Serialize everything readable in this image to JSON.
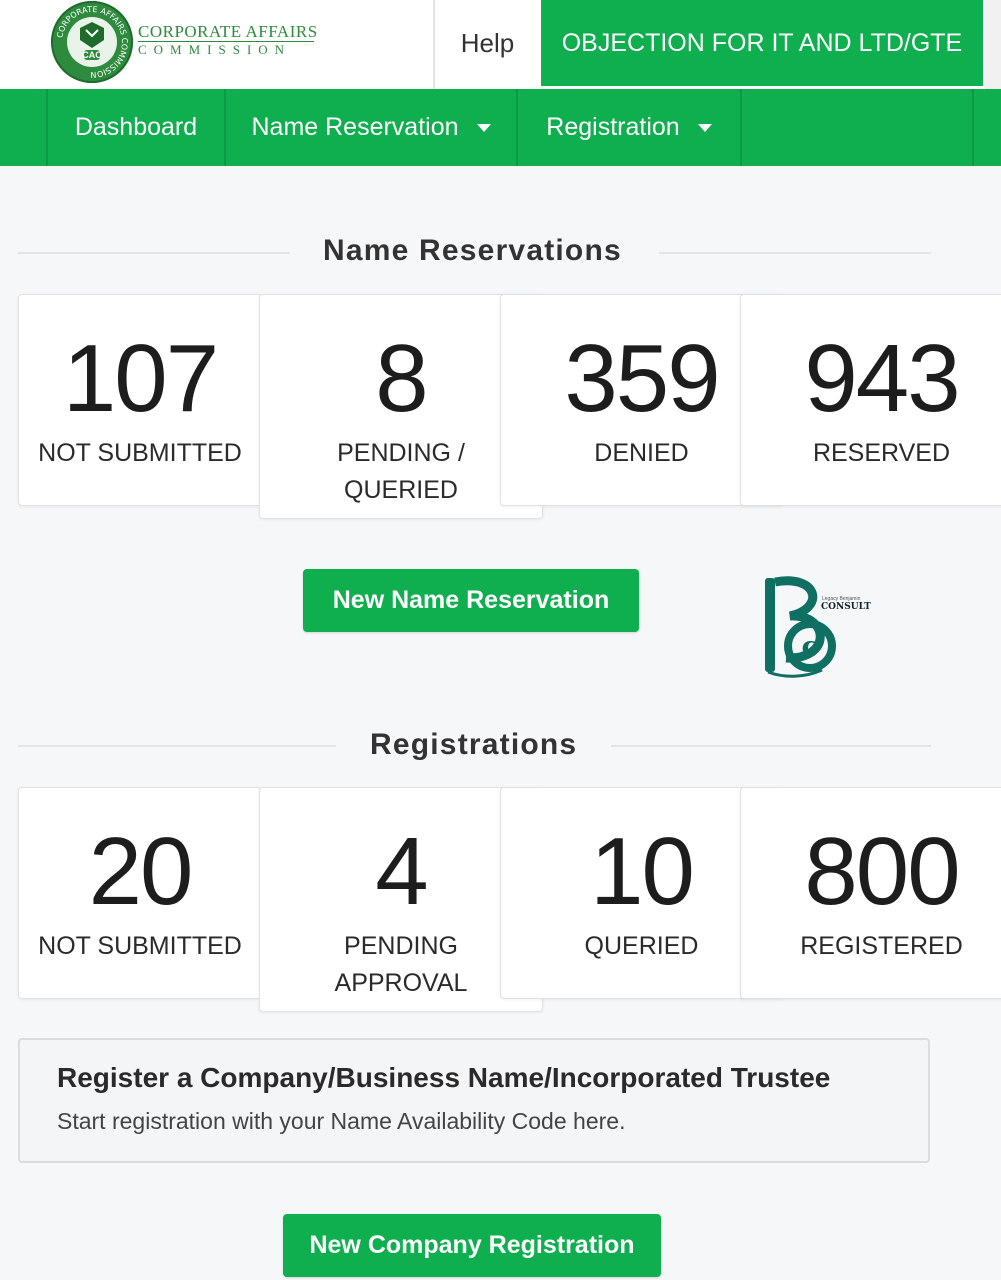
{
  "header": {
    "brand_line1": "CORPORATE AFFAIRS",
    "brand_line2": "COMMISSION",
    "seal_ring_text": "CORPORATE AFFAIRS COMMISSION",
    "seal_label": "CAC",
    "help_label": "Help",
    "objection_label": "OBJECTION FOR IT AND LTD/GTE"
  },
  "nav": {
    "items": [
      {
        "label": "Dashboard"
      },
      {
        "label": "Name Reservation"
      },
      {
        "label": "Registration"
      }
    ]
  },
  "name_reservations": {
    "title": "Name Reservations",
    "cards": [
      {
        "value": "107",
        "label": "NOT SUBMITTED"
      },
      {
        "value": "8",
        "label": "PENDING / QUERIED"
      },
      {
        "value": "359",
        "label": "DENIED"
      },
      {
        "value": "943",
        "label": "RESERVED"
      }
    ],
    "button_label": "New Name Reservation"
  },
  "registrations": {
    "title": "Registrations",
    "cards": [
      {
        "value": "20",
        "label": "NOT SUBMITTED"
      },
      {
        "value": "4",
        "label": "PENDING APPROVAL"
      },
      {
        "value": "10",
        "label": "QUERIED"
      },
      {
        "value": "800",
        "label": "REGISTERED"
      }
    ]
  },
  "register_box": {
    "title": "Register a Company/Business Name/Incorporated Trustee",
    "subtitle": "Start registration with your Name Availability Code here."
  },
  "company_button_label": "New Company Registration",
  "watermark": {
    "tagline": "Legacy Benjamin",
    "word": "CONSULT"
  },
  "colors": {
    "brand_green": "#0fae4f",
    "logo_green": "#2e8b3e",
    "watermark_teal": "#0f6f63"
  }
}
◇ ◇ ◇ ◇
**Task to carry out**
Set the pictures aside and transcribe the data above exactly.

**Solution to this problem**
Serialize everything readable in this image to JSON.
{
  "header": {
    "brand_line1": "CORPORATE AFFAIRS",
    "brand_line2": "COMMISSION",
    "seal_ring_text": "CORPORATE AFFAIRS COMMISSION",
    "seal_label": "CAC",
    "help_label": "Help",
    "objection_label": "OBJECTION FOR IT AND LTD/GTE"
  },
  "nav": {
    "items": [
      {
        "label": "Dashboard"
      },
      {
        "label": "Name Reservation"
      },
      {
        "label": "Registration"
      }
    ]
  },
  "name_reservations": {
    "title": "Name Reservations",
    "cards": [
      {
        "value": "107",
        "label": "NOT SUBMITTED"
      },
      {
        "value": "8",
        "label": "PENDING / QUERIED"
      },
      {
        "value": "359",
        "label": "DENIED"
      },
      {
        "value": "943",
        "label": "RESERVED"
      }
    ],
    "button_label": "New Name Reservation"
  },
  "registrations": {
    "title": "Registrations",
    "cards": [
      {
        "value": "20",
        "label": "NOT SUBMITTED"
      },
      {
        "value": "4",
        "label": "PENDING APPROVAL"
      },
      {
        "value": "10",
        "label": "QUERIED"
      },
      {
        "value": "800",
        "label": "REGISTERED"
      }
    ]
  },
  "register_box": {
    "title": "Register a Company/Business Name/Incorporated Trustee",
    "subtitle": "Start registration with your Name Availability Code here."
  },
  "company_button_label": "New Company Registration",
  "watermark": {
    "tagline": "Legacy Benjamin",
    "word": "CONSULT"
  },
  "colors": {
    "brand_green": "#0fae4f",
    "logo_green": "#2e8b3e",
    "watermark_teal": "#0f6f63"
  }
}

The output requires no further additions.